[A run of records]
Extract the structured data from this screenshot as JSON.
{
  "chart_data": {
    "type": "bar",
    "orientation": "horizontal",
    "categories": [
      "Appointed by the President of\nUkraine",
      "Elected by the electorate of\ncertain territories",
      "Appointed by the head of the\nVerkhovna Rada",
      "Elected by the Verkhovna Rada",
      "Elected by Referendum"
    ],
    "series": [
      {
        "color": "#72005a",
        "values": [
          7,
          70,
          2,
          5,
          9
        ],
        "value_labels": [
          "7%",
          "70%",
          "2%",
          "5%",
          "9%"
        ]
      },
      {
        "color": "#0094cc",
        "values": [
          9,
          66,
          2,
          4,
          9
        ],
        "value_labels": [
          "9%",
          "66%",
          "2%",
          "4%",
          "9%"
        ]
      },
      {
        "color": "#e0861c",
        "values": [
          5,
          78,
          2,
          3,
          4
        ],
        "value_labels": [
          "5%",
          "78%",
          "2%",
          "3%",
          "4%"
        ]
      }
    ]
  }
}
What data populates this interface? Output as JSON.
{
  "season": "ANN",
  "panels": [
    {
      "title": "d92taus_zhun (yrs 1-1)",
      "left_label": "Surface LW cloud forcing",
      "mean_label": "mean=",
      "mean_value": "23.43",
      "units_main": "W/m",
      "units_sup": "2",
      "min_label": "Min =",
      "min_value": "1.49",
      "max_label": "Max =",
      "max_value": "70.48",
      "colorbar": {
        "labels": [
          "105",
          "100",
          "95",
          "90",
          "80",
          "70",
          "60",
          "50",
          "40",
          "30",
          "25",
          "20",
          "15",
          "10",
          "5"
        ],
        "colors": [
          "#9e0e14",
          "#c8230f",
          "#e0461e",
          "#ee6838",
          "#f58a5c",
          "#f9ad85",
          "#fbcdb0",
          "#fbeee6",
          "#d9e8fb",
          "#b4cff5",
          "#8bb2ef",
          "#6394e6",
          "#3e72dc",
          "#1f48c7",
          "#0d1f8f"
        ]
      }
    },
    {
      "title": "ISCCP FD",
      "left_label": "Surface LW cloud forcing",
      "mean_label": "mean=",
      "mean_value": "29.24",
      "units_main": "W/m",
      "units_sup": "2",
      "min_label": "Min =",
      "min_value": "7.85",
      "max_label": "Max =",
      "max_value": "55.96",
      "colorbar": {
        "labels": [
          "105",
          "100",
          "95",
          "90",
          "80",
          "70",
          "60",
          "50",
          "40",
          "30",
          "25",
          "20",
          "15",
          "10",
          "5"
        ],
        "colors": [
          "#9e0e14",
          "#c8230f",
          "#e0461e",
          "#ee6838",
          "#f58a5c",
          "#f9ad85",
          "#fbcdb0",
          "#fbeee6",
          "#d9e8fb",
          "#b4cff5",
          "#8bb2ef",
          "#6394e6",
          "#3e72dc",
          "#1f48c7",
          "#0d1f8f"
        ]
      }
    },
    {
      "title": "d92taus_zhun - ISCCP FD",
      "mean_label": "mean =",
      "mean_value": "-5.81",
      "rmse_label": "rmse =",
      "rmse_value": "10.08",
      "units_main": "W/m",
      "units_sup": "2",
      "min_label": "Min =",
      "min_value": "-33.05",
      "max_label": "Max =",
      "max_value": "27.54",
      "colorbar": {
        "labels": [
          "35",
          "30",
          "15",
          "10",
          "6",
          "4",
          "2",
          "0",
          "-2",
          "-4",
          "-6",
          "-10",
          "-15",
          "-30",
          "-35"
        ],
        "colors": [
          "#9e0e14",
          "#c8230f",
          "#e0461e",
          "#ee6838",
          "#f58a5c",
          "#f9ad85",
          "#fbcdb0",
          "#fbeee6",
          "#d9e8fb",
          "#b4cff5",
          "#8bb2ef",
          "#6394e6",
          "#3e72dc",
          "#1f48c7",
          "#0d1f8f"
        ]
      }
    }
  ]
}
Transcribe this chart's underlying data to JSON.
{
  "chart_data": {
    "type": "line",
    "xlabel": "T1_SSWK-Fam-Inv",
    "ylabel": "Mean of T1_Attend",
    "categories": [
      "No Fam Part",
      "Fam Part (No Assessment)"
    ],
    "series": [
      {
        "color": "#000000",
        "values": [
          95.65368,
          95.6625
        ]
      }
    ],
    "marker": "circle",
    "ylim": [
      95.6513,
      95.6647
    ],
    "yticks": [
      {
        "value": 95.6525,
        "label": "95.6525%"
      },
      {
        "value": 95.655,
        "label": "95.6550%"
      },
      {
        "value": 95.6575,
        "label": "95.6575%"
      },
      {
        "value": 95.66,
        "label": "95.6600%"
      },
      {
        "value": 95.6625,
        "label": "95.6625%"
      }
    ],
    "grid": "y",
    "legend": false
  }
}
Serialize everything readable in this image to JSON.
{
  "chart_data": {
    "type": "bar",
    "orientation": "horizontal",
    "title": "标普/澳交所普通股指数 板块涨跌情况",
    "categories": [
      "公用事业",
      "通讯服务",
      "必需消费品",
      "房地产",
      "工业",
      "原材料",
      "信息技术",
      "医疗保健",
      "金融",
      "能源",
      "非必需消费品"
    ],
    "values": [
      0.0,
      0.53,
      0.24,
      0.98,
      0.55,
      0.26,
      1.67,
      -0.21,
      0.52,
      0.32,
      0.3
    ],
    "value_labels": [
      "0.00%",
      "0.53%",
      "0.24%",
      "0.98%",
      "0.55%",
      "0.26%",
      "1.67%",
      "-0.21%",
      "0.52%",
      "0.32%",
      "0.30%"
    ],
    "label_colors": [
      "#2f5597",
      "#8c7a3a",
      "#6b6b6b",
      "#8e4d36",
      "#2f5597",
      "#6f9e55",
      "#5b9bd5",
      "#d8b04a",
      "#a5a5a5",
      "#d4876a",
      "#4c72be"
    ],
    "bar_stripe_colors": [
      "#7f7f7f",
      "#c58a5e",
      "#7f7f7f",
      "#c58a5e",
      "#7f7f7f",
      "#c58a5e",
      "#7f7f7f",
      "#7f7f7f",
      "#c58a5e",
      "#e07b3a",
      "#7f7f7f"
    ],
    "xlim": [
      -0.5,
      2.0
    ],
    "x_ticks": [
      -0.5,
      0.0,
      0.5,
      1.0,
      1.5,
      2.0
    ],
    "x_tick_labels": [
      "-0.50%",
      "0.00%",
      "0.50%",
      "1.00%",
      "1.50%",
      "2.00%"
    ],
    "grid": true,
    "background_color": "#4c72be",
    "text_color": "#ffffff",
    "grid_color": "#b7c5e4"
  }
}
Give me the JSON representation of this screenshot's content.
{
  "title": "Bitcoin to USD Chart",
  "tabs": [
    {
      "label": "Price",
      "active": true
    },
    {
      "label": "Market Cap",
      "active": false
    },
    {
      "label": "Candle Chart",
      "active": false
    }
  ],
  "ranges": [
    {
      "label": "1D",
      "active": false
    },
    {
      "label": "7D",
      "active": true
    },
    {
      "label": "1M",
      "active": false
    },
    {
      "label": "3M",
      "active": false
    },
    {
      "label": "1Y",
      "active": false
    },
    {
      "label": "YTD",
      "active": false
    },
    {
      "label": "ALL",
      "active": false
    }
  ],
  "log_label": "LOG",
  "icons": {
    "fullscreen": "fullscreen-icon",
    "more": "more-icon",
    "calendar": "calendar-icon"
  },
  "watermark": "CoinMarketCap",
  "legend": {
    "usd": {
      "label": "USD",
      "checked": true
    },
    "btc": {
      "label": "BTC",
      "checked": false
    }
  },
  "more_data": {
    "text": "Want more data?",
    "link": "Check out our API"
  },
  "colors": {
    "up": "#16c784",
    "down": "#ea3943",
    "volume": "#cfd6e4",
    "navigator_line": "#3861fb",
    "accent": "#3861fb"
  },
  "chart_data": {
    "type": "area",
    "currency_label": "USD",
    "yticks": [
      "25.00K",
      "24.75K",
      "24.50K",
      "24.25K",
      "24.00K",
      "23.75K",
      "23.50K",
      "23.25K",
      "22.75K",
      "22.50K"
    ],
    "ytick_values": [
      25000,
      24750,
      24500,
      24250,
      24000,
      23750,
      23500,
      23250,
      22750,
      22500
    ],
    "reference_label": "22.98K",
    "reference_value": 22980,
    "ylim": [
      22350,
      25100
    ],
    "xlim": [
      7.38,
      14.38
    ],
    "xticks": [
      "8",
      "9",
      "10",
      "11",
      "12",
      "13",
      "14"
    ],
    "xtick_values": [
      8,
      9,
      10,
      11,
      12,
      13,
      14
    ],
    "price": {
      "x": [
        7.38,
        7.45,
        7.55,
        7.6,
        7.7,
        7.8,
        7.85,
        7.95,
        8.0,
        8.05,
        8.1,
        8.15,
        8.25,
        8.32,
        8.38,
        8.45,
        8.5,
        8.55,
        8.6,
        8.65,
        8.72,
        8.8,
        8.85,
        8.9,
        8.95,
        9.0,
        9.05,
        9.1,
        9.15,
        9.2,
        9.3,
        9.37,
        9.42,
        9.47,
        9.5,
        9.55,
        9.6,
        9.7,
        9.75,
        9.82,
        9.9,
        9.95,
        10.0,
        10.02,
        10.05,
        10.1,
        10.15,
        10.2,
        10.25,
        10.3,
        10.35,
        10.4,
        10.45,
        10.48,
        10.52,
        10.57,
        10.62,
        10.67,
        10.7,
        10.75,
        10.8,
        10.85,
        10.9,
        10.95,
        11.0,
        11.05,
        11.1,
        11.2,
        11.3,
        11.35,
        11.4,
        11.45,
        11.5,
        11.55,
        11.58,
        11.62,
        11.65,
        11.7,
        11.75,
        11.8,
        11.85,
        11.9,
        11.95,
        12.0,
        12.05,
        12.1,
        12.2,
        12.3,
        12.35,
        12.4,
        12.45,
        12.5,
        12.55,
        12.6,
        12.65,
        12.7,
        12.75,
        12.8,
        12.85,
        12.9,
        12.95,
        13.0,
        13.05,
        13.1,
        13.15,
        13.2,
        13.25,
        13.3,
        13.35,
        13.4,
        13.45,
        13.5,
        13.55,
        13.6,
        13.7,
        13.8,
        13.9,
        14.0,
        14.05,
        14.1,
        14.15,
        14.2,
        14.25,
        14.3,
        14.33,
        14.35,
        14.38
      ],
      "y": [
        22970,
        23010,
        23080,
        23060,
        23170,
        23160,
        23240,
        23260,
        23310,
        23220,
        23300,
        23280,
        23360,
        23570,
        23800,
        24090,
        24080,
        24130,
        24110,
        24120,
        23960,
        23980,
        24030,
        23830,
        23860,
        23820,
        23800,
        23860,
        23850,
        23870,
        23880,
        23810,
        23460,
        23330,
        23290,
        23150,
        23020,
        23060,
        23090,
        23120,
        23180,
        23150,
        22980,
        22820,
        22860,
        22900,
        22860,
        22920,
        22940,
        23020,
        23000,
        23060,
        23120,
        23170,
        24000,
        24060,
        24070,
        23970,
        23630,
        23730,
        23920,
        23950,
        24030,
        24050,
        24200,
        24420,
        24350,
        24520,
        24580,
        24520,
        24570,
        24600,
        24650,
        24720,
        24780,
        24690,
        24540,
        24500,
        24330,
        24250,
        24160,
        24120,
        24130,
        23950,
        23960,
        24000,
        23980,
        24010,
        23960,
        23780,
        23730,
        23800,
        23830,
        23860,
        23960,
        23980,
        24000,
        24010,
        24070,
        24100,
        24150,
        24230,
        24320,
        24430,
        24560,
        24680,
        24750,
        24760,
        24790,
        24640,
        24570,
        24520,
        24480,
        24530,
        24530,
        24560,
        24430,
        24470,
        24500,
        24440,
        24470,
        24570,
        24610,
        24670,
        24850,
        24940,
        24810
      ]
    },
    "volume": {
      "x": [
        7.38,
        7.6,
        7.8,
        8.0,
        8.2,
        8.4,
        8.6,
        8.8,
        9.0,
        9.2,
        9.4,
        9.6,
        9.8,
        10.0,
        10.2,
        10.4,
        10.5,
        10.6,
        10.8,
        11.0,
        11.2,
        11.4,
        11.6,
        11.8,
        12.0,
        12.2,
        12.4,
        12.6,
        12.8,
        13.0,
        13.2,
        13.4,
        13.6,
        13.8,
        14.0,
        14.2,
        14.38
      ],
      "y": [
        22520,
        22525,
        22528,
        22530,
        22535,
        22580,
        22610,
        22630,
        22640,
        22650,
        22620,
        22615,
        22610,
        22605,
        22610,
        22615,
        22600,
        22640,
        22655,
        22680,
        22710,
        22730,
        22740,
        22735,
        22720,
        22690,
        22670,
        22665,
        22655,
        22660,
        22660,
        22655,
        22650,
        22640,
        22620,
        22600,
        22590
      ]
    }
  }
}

[Exercise prompt]:
Take every line from the data that contains the word "Appointed".

[Exercise answer]:
      "Appointed by the President of\nUkraine",
      "Appointed by the head of the\nVerkhovna Rada",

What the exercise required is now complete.